### [Extract provided]
In the West, Auschwitz was known
as the death camp where 1 million Jews were murdered,
its name synonymous with the Nazis' genocidal plan.
But in Poland, it was seen as a place of Polish martyrdom.
For decades schoolchildren were taught - erroneously
- that a million Poles perished there, too, although
the actual number, horrible in its own right, was a
small fraction.
Walesa's missteps were criticized
abroad, but they reflected the attitudes of many Poles.
A 1995 American Jewish Committee survey found most Poles
viewed themselves as equal to Jews as Nazi victims.
Nearly 40 percent of Poland's population still harbored
anti-Jewish sentiments. Polish officials bristled at
demands for the return of Jewish communal property,
while restituting far more extensive holdings to the
church.
The difficulties of Poles in confronting
the Holocaust were shared by their neighbors. Under
Communism there was no open discussion of the role of
local collaborators. After 1991, many viewed themselves
as the primary victims. In the Baltic States, "genocide"
became the term describing their treatment by the Russians,
ignoring the fact that Latvian legionnaires and Lithuanian
police battalions willingly assisted the Nazis.
In Slovakia, nationalists fondly
recalled the wartime period of "independence"
when a Nazi puppet state sent 70,000 Jews to their deaths.
In Romania, people celebrated wartime leader Marshal
Ion Antonescu, whose anti-Soviet pedigree obscured the
fact that he ordered the deportation of hundreds of
thousands of Jews.
But much has happened since. The
three Baltic states established national historical
commissions to examine the role of their citizens in
the persecution of Jews during the Holocaust and the
anti-Semitic conditions preceding it. There are now
official Holocaust remembrance days and educational
programs.

### [Data block]
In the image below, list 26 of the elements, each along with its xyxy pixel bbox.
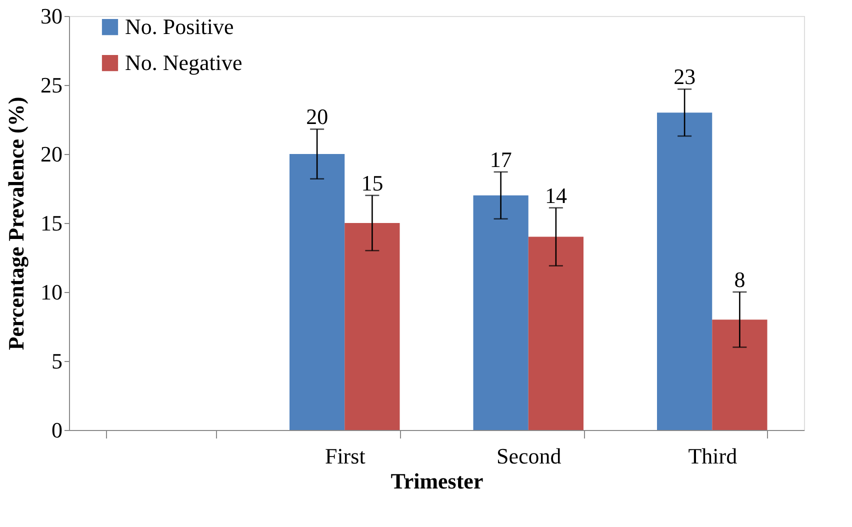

### [To-do list]
**A.** Reproduce the part of the passage on Holocaust memory in Eastern Europe between "The difficulties of" and "to their deaths.", inclusive.
**B.** Answer these questions from the passage on Holocaust memory in Eastern Europe:
(i) In what year did the American Jewish Committee survey find that most Poles viewed themselves as equal to Jews as Nazi victims?
(ii) How many Jews did the Nazi puppet state in Slovakia send to their deaths?
(iii) What did the three Baltic states establish to examine their citizens' role in the persecution of Jews?

### [Responses to the exercise]
**A.**
The difficulties of Poles in confronting
the Holocaust were shared by their neighbors. Under
Communism there was no open discussion of the role of
local collaborators. After 1991, many viewed themselves
as the primary victims. In the Baltic States, "genocide"
became the term describing their treatment by the Russians,
ignoring the fact that Latvian legionnaires and Lithuanian
police battalions willingly assisted the Nazis.
In Slovakia, nationalists fondly
recalled the wartime period of "independence"
when a Nazi puppet state sent 70,000 Jews to their deaths.

**B.**
(i) 1995
(ii) 70,000
(iii) National historical commissions